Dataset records
********************

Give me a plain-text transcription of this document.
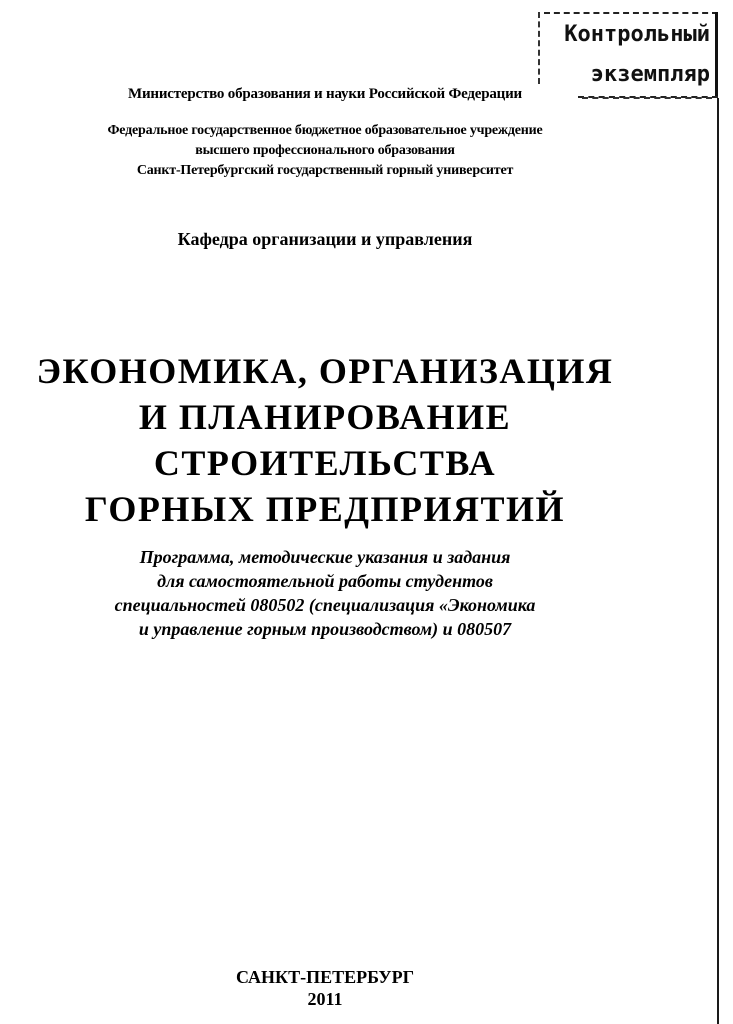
Контрольный
экземпляр
Министерство образования и науки Российской Федерации
Федеральное государственное бюджетное образовательное учреждение
высшего профессионального образования
Санкт-Петербургский государственный горный университет
Кафедра организации и управления
ЭКОНОМИКА, ОРГАНИЗАЦИЯ
И ПЛАНИРОВАНИЕ
СТРОИТЕЛЬСТВА
ГОРНЫХ ПРЕДПРИЯТИЙ
Программа, методические указания и задания
для самостоятельной работы студентов
специальностей 080502 (специализация «Экономика
и управление горным производством) и 080507
САНКТ-ПЕТЕРБУРГ
2011
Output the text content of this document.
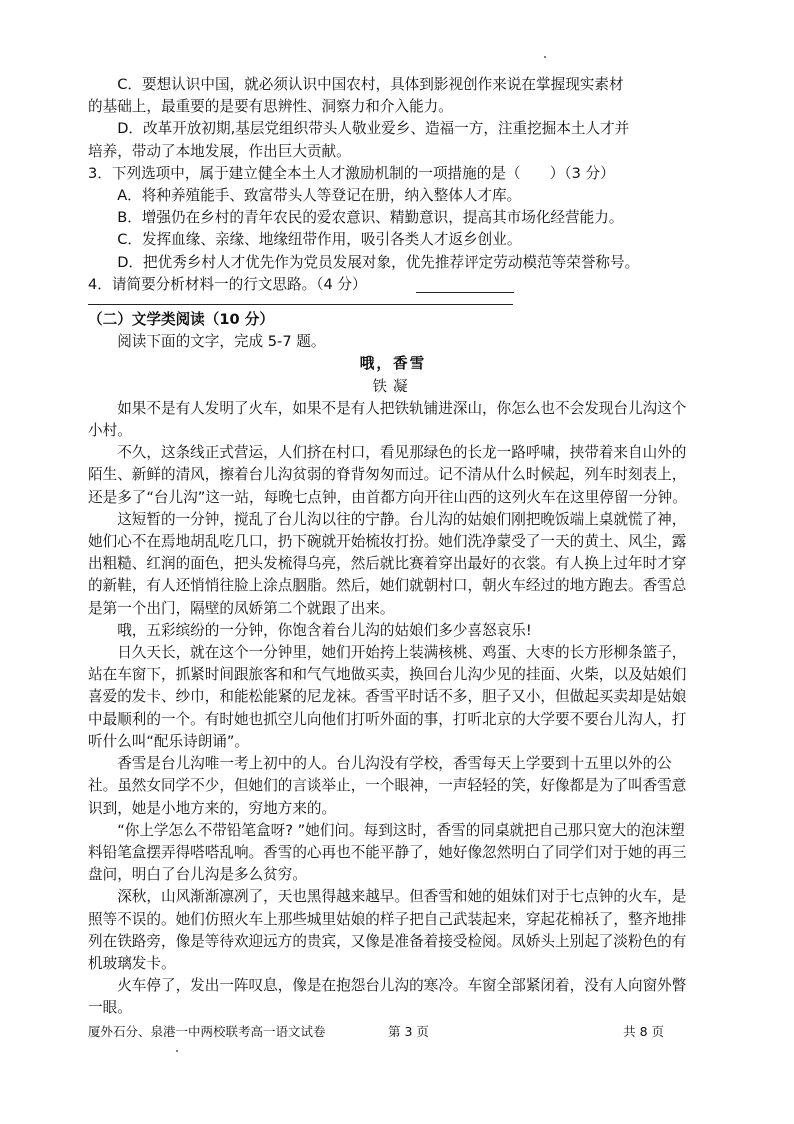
C．要想认识中国，就必须认识中国农村，具体到影视创作来说在掌握现实素材

的基础上，最重要的是要有思辨性、洞察力和介入能力。

D．改革开放初期,基层党组织带头人敬业爱乡、造福一方，注重挖掘本土人才并

培养，带动了本地发展，作出巨大贡献。

3．下列选项中，属于建立健全本土人才激励机制的一项措施的是（　　）（3 分）

A．将种养殖能手、致富带头人等登记在册，纳入整体人才库。

B．增强仍在乡村的青年农民的爱农意识、精勤意识，提高其市场化经营能力。

C．发挥血缘、亲缘、地缘纽带作用，吸引各类人才返乡创业。

D．把优秀乡村人才优先作为党员发展对象，优先推荐评定劳动模范等荣誉称号。

4．请简要分析材料一的行文思路。（4 分）

（二）文学类阅读（10 分）

阅读下面的文字，完成 5-7 题。

哦，香雪

铁凝

如果不是有人发明了火车，如果不是有人把铁轨铺进深山，你怎么也不会发现台儿沟这个小村。

不久，这条线正式营运，人们挤在村口，看见那绿色的长龙一路呼啸，挟带着来自山外的陌生、新鲜的清风，擦着台儿沟贫弱的脊背匆匆而过。记不清从什么时候起，列车时刻表上，还是多了“台儿沟”这一站，每晚七点钟，由首都方向开往山西的这列火车在这里停留一分钟。

这短暂的一分钟，搅乱了台儿沟以往的宁静。台儿沟的姑娘们刚把晚饭端上桌就慌了神，她们心不在焉地胡乱吃几口，扔下碗就开始梳妆打扮。她们洗净蒙受了一天的黄土、风尘，露出粗糙、红润的面色，把头发梳得乌亮，然后就比赛着穿出最好的衣裳。有人换上过年时才穿的新鞋，有人还悄悄往脸上涂点胭脂。然后，她们就朝村口，朝火车经过的地方跑去。香雪总是第一个出门，隔壁的凤娇第二个就跟了出来。

哦，五彩缤纷的一分钟，你饱含着台儿沟的姑娘们多少喜怒哀乐!

日久天长，就在这个一分钟里，她们开始挎上装满核桃、鸡蛋、大枣的长方形柳条篮子，站在车窗下，抓紧时间跟旅客和和气气地做买卖，换回台儿沟少见的挂面、火柴，以及姑娘们喜爱的发卡、纱巾，和能松能紧的尼龙袜。香雪平时话不多，胆子又小，但做起买卖却是姑娘中最顺利的一个。有时她也抓空儿向他们打听外面的事，打听北京的大学要不要台儿沟人，打听什么叫“配乐诗朗诵”。

香雪是台儿沟唯一考上初中的人。台儿沟没有学校，香雪每天上学要到十五里以外的公社。虽然女同学不少，但她们的言谈举止，一个眼神，一声轻轻的笑，好像都是为了叫香雪意识到，她是小地方来的，穷地方来的。

“你上学怎么不带铅笔盒呀? ”她们问。每到这时，香雪的同桌就把自己那只宽大的泡沫塑料铅笔盒摆弄得嗒嗒乱响。香雪的心再也不能平静了，她好像忽然明白了同学们对于她的再三盘问，明白了台儿沟是多么贫穷。

深秋，山风渐渐凛冽了，天也黑得越来越早。但香雪和她的姐妹们对于七点钟的火车，是照等不误的。她们仿照火车上那些城里姑娘的样子把自己武装起来，穿起花棉袄了，整齐地排列在铁路旁，像是等待欢迎远方的贵宾，又像是准备着接受检阅。凤娇头上别起了淡粉色的有机玻璃发卡。

火车停了，发出一阵叹息，像是在抱怨台儿沟的寒冷。车窗全部紧闭着，没有人向窗外瞥一眼。

厦外石分、泉港一中两校联考高一语文试卷	第 3 页	共 8 页
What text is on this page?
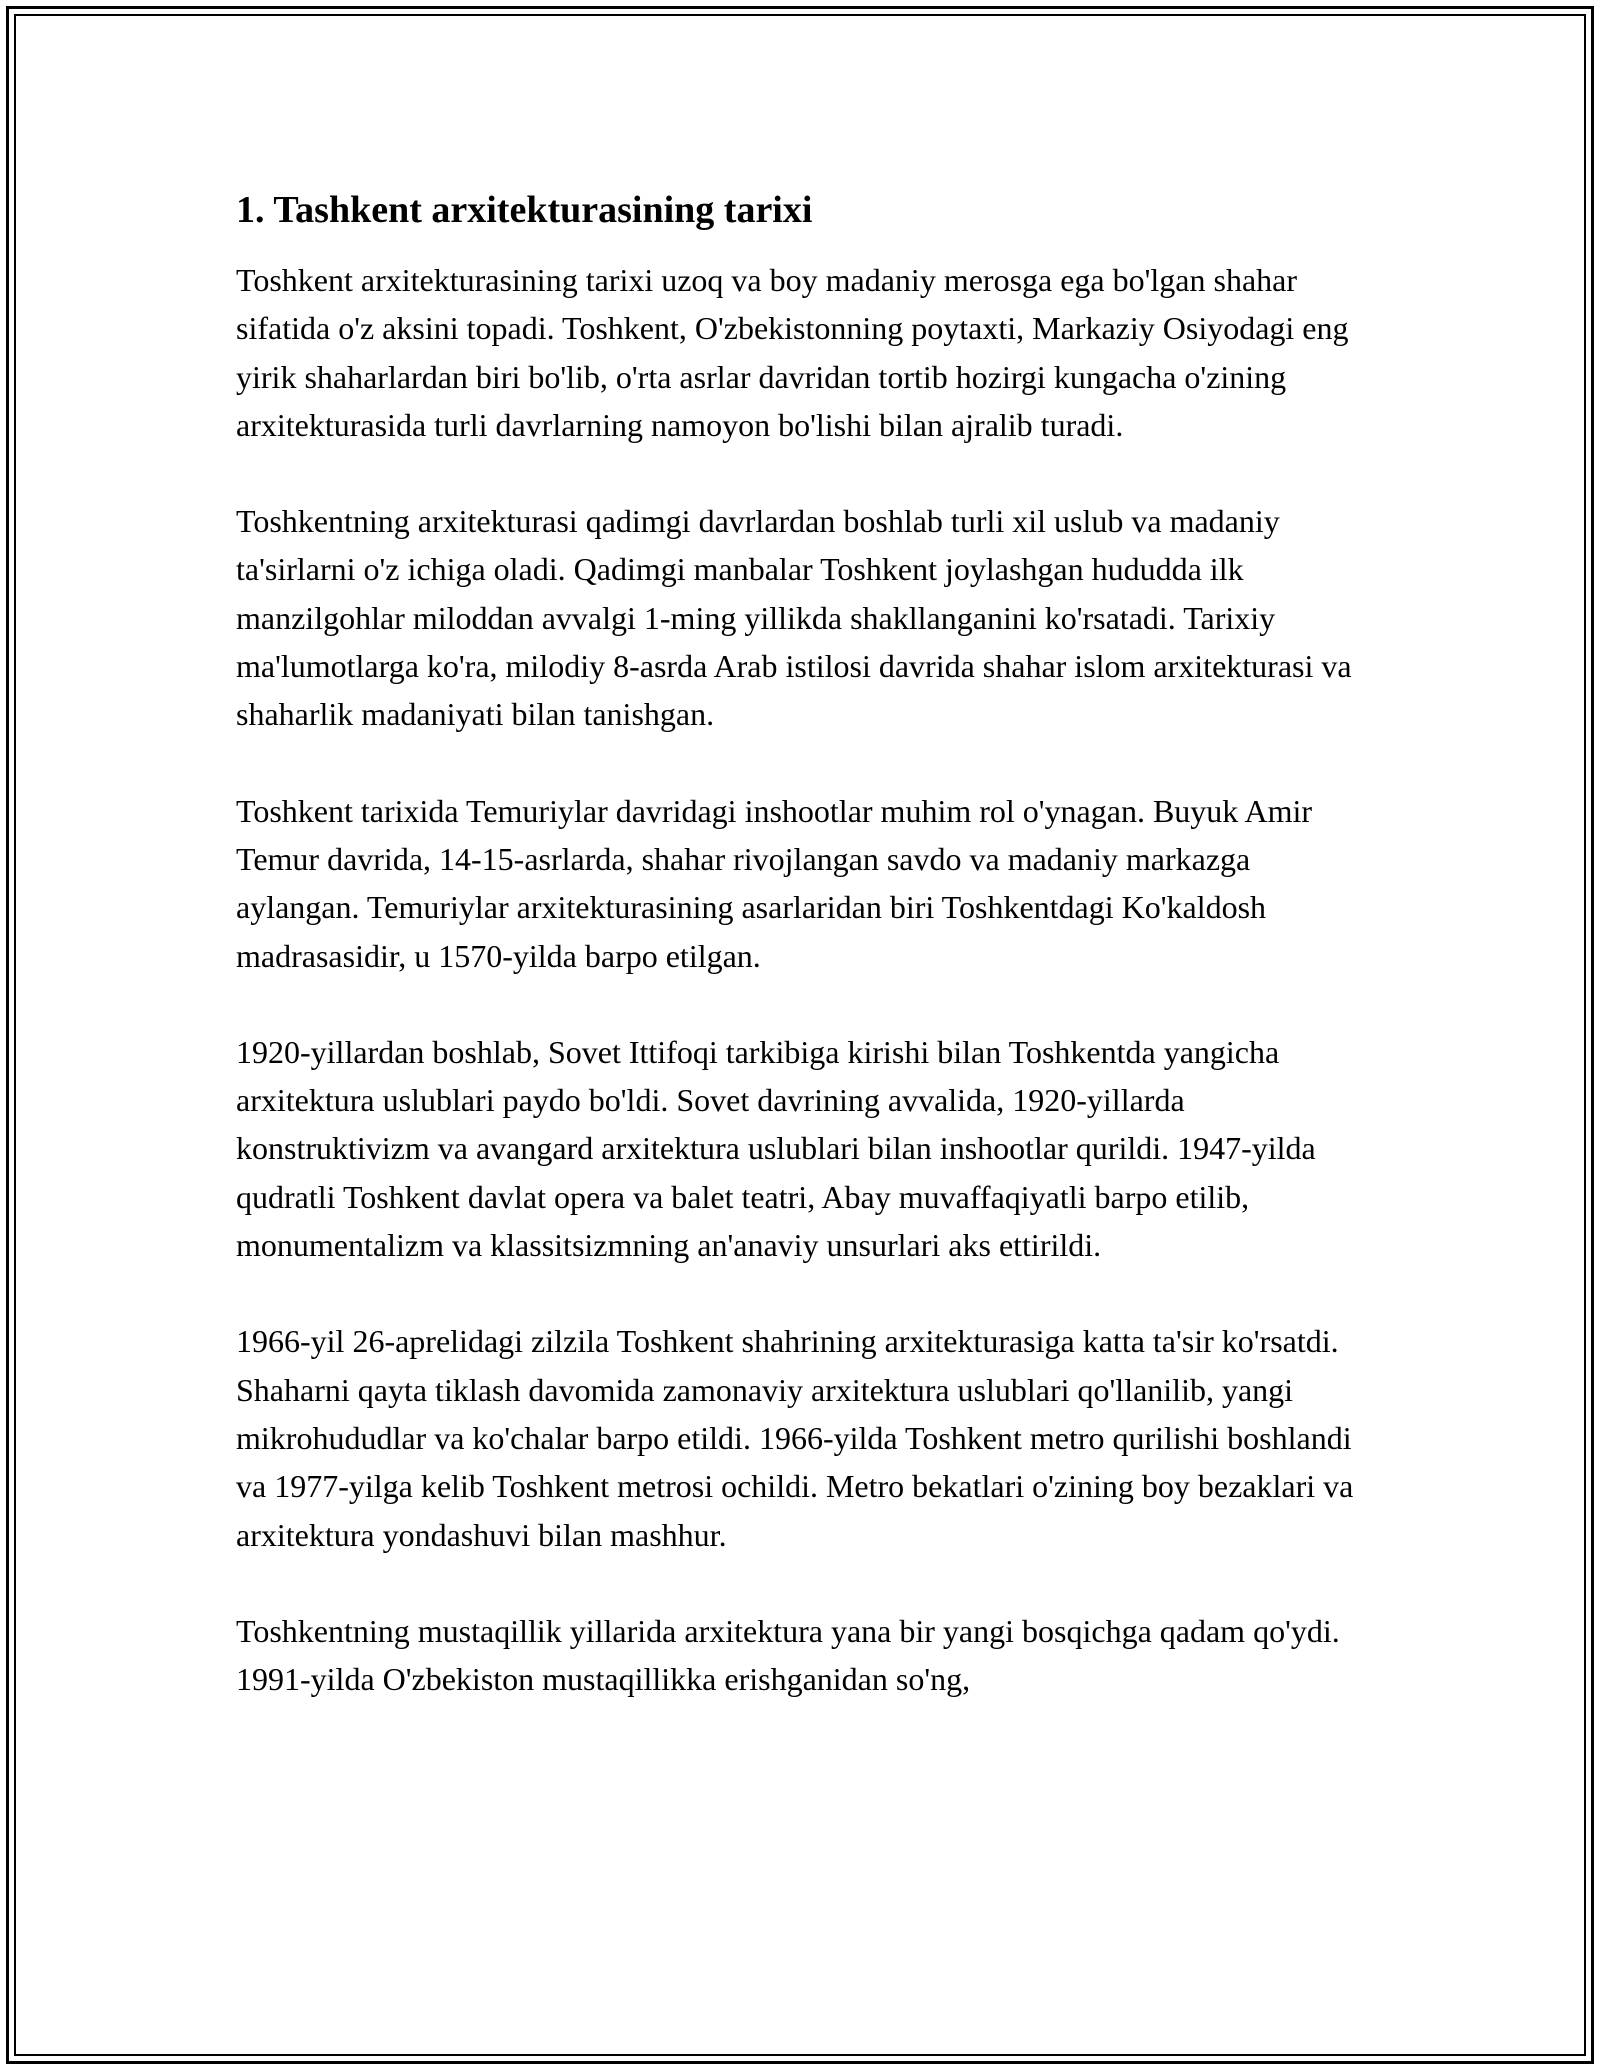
1. Tashkent arxitekturasining tarixi

Toshkent arxitekturasining tarixi uzoq va boy madaniy merosga ega bo'lgan shahar sifatida o'z aksini topadi. Toshkent, O'zbekistonning poytaxti, Markaziy Osiyodagi eng yirik shaharlardan biri bo'lib, o'rta asrlar davridan tortib hozirgi kungacha o'zining arxitekturasida turli davrlarning namoyon bo'lishi bilan ajralib turadi.

Toshkentning arxitekturasi qadimgi davrlardan boshlab turli xil uslub va madaniy ta'sirlarni o'z ichiga oladi. Qadimgi manbalar Toshkent joylashgan hududda ilk manzilgohlar miloddan avvalgi 1-ming yillikda shakllanganini ko'rsatadi. Tarixiy ma'lumotlarga ko'ra, milodiy 8-asrda Arab istilosi davrida shahar islom arxitekturasi va shaharlik madaniyati bilan tanishgan.

Toshkent tarixida Temuriylar davridagi inshootlar muhim rol o'ynagan. Buyuk Amir Temur davrida, 14-15-asrlarda, shahar rivojlangan savdo va madaniy markazga aylangan. Temuriylar arxitekturasining asarlaridan biri Toshkentdagi Ko'kaldosh madrasasidir, u 1570-yilda barpo etilgan.

1920-yillardan boshlab, Sovet Ittifoqi tarkibiga kirishi bilan Toshkentda yangicha arxitektura uslublari paydo bo'ldi. Sovet davrining avvalida, 1920-yillarda konstruktivizm va avangard arxitektura uslublari bilan inshootlar qurildi. 1947-yilda qudratli Toshkent davlat opera va balet teatri, Abay muvaffaqiyatli barpo etilib, monumentalizm va klassitsizmning an'anaviy unsurlari aks ettirildi.

1966-yil 26-aprelidagi zilzila Toshkent shahrining arxitekturasiga katta ta'sir ko'rsatdi. Shaharni qayta tiklash davomida zamonaviy arxitektura uslublari qo'llanilib, yangi mikrohududlar va ko'chalar barpo etildi. 1966-yilda Toshkent metro qurilishi boshlandi va 1977-yilga kelib Toshkent metrosi ochildi. Metro bekatlari o'zining boy bezaklari va arxitektura yondashuvi bilan mashhur.

Toshkentning mustaqillik yillarida arxitektura yana bir yangi bosqichga qadam qo'ydi. 1991-yilda O'zbekiston mustaqillikka erishganidan so'ng,
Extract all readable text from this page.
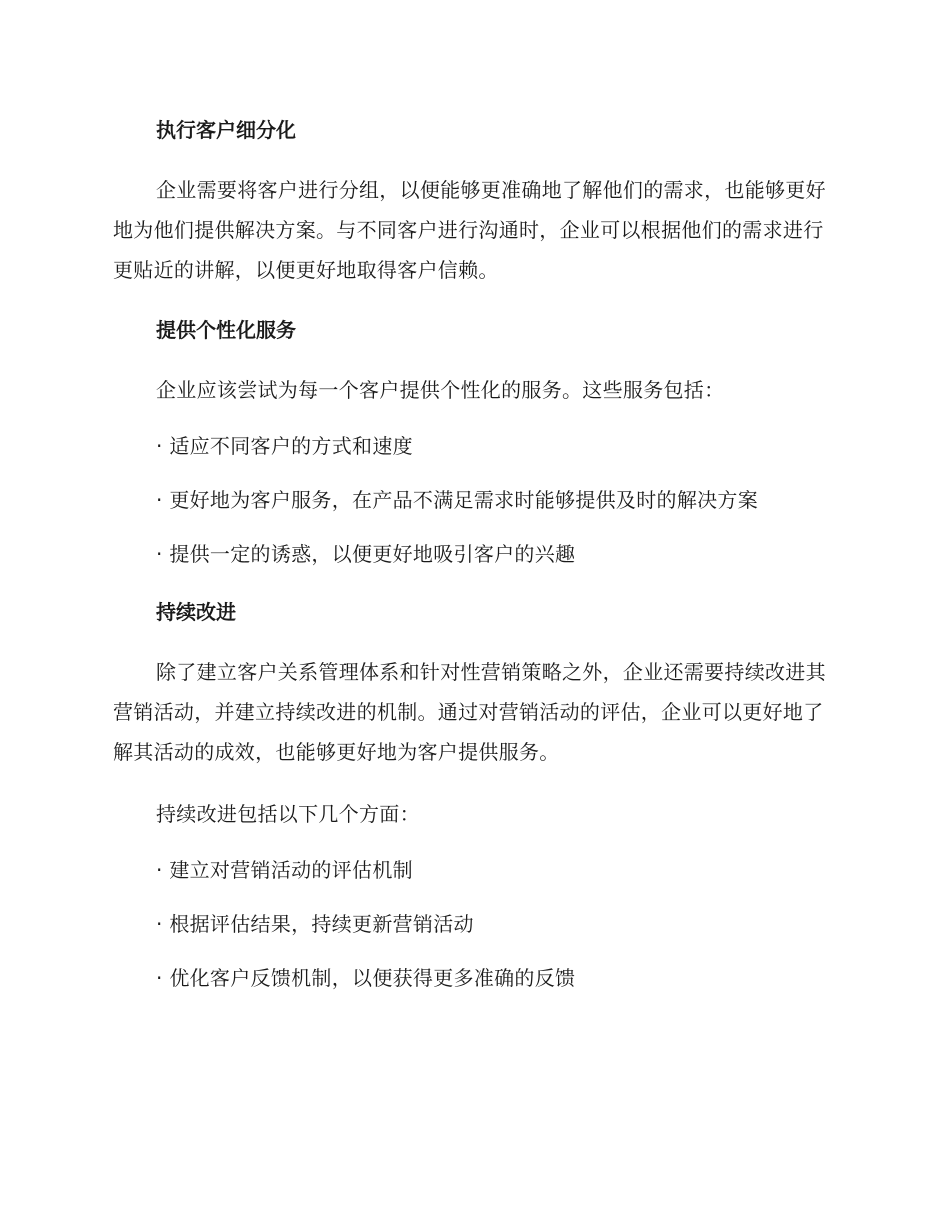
执行客户细分化

企业需要将客户进行分组，以便能够更准确地了解他们的需求，也能够更好地为他们提供解决方案。与不同客户进行沟通时，企业可以根据他们的需求进行更贴近的讲解，以便更好地取得客户信赖。

提供个性化服务

企业应该尝试为每一个客户提供个性化的服务。这些服务包括：

· 适应不同客户的方式和速度

· 更好地为客户服务，在产品不满足需求时能够提供及时的解决方案

· 提供一定的诱惑，以便更好地吸引客户的兴趣

持续改进

除了建立客户关系管理体系和针对性营销策略之外，企业还需要持续改进其营销活动，并建立持续改进的机制。通过对营销活动的评估，企业可以更好地了解其活动的成效，也能够更好地为客户提供服务。

持续改进包括以下几个方面：

· 建立对营销活动的评估机制

· 根据评估结果，持续更新营销活动

· 优化客户反馈机制，以便获得更多准确的反馈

********************

▶ GIVEN REQUEST:
How many lines in the data contain the string "turli"? Respond with the number only.

▶ WORKED ANSWER:
2